AIM OF THE TASK. Each record is to be printed again precisely as it reads.

LISTING.

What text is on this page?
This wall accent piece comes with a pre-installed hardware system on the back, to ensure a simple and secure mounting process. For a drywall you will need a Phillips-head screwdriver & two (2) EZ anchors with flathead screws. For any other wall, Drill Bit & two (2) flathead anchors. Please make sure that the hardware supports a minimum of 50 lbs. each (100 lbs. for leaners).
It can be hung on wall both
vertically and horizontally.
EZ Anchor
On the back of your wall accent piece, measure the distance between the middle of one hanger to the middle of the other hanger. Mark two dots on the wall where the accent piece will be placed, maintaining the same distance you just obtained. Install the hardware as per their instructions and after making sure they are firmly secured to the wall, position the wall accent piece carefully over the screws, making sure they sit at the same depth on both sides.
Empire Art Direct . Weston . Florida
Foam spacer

EXERCISE RESULT.
What text is on this page?
This wall accent piece comes with a pre-installed hardware system on the back, to ensure a simple and secure mounting process. For a drywall you will need a Phillips-head screwdriver & two (2) EZ anchors with flathead screws. For any other wall, Drill Bit & two (2) flathead anchors. Please make sure that the hardware supports a minimum of 50 lbs. each (100 lbs. for leaners).
It can be hung on wall both
vertically and horizontally.
EZ Anchor
On the back of your wall accent piece, measure the distance between the middle of one hanger to the middle of the other hanger. Mark two dots on the wall where the accent piece will be placed, maintaining the same distance you just obtained. Install the hardware as per their instructions and after making sure they are firmly secured to the wall, position the wall accent piece carefully over the screws, making sure they sit at the same depth on both sides.
Empire Art Direct . Weston . Florida
Foam spacer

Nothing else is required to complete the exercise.